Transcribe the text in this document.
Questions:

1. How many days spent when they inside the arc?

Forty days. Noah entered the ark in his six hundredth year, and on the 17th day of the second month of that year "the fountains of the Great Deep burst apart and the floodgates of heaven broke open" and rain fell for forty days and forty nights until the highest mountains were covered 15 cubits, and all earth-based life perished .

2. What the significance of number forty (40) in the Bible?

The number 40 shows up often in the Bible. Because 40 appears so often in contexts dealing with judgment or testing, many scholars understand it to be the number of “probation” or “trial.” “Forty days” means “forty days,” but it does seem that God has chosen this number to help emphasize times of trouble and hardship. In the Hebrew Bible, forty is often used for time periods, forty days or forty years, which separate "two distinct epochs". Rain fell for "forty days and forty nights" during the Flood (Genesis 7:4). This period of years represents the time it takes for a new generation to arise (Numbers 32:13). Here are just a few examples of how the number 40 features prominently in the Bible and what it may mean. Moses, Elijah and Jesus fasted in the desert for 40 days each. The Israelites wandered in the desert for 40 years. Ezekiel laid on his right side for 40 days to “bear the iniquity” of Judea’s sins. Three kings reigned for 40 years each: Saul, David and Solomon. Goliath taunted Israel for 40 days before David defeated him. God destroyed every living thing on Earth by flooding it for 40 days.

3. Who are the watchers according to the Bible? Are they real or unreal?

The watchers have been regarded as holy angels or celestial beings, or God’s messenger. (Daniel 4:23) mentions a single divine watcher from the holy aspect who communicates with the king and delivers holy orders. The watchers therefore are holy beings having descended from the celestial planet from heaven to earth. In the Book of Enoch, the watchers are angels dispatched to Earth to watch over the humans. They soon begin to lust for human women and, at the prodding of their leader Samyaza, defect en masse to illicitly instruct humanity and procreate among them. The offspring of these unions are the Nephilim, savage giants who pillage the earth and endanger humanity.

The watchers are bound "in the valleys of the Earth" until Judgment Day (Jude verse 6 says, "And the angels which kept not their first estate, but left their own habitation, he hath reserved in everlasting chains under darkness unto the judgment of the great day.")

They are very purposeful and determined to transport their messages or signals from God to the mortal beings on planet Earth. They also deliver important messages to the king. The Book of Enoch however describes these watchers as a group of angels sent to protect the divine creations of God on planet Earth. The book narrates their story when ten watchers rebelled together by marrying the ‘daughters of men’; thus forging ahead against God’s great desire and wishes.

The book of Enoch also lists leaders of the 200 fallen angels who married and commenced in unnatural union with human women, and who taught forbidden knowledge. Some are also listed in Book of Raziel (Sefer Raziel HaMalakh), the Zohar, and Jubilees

═══

* Requirement *
Give back each line above precisely as it stands.

* Response *
Transcribe the text in this document.
Questions:

1. How many days spent when they inside the arc?

Forty days. Noah entered the ark in his six hundredth year, and on the 17th day of the second month of that year "the fountains of the Great Deep burst apart and the floodgates of heaven broke open" and rain fell for forty days and forty nights until the highest mountains were covered 15 cubits, and all earth-based life perished .

2. What the significance of number forty (40) in the Bible?

The number 40 shows up often in the Bible. Because 40 appears so often in contexts dealing with judgment or testing, many scholars understand it to be the number of “probation” or “trial.” “Forty days” means “forty days,” but it does seem that God has chosen this number to help emphasize times of trouble and hardship. In the Hebrew Bible, forty is often used for time periods, forty days or forty years, which separate "two distinct epochs". Rain fell for "forty days and forty nights" during the Flood (Genesis 7:4). This period of years represents the time it takes for a new generation to arise (Numbers 32:13). Here are just a few examples of how the number 40 features prominently in the Bible and what it may mean. Moses, Elijah and Jesus fasted in the desert for 40 days each. The Israelites wandered in the desert for 40 years. Ezekiel laid on his right side for 40 days to “bear the iniquity” of Judea’s sins. Three kings reigned for 40 years each: Saul, David and Solomon. Goliath taunted Israel for 40 days before David defeated him. God destroyed every living thing on Earth by flooding it for 40 days.

3. Who are the watchers according to the Bible? Are they real or unreal?

The watchers have been regarded as holy angels or celestial beings, or God’s messenger. (Daniel 4:23) mentions a single divine watcher from the holy aspect who communicates with the king and delivers holy orders. The watchers therefore are holy beings having descended from the celestial planet from heaven to earth. In the Book of Enoch, the watchers are angels dispatched to Earth to watch over the humans. They soon begin to lust for human women and, at the prodding of their leader Samyaza, defect en masse to illicitly instruct humanity and procreate among them. The offspring of these unions are the Nephilim, savage giants who pillage the earth and endanger humanity.

The watchers are bound "in the valleys of the Earth" until Judgment Day (Jude verse 6 says, "And the angels which kept not their first estate, but left their own habitation, he hath reserved in everlasting chains under darkness unto the judgment of the great day.")

They are very purposeful and determined to transport their messages or signals from God to the mortal beings on planet Earth. They also deliver important messages to the king. The Book of Enoch however describes these watchers as a group of angels sent to protect the divine creations of God on planet Earth. The book narrates their story when ten watchers rebelled together by marrying the ‘daughters of men’; thus forging ahead against God’s great desire and wishes.

The book of Enoch also lists leaders of the 200 fallen angels who married and commenced in unnatural union with human women, and who taught forbidden knowledge. Some are also listed in Book of Raziel (Sefer Raziel HaMalakh), the Zohar, and Jubilees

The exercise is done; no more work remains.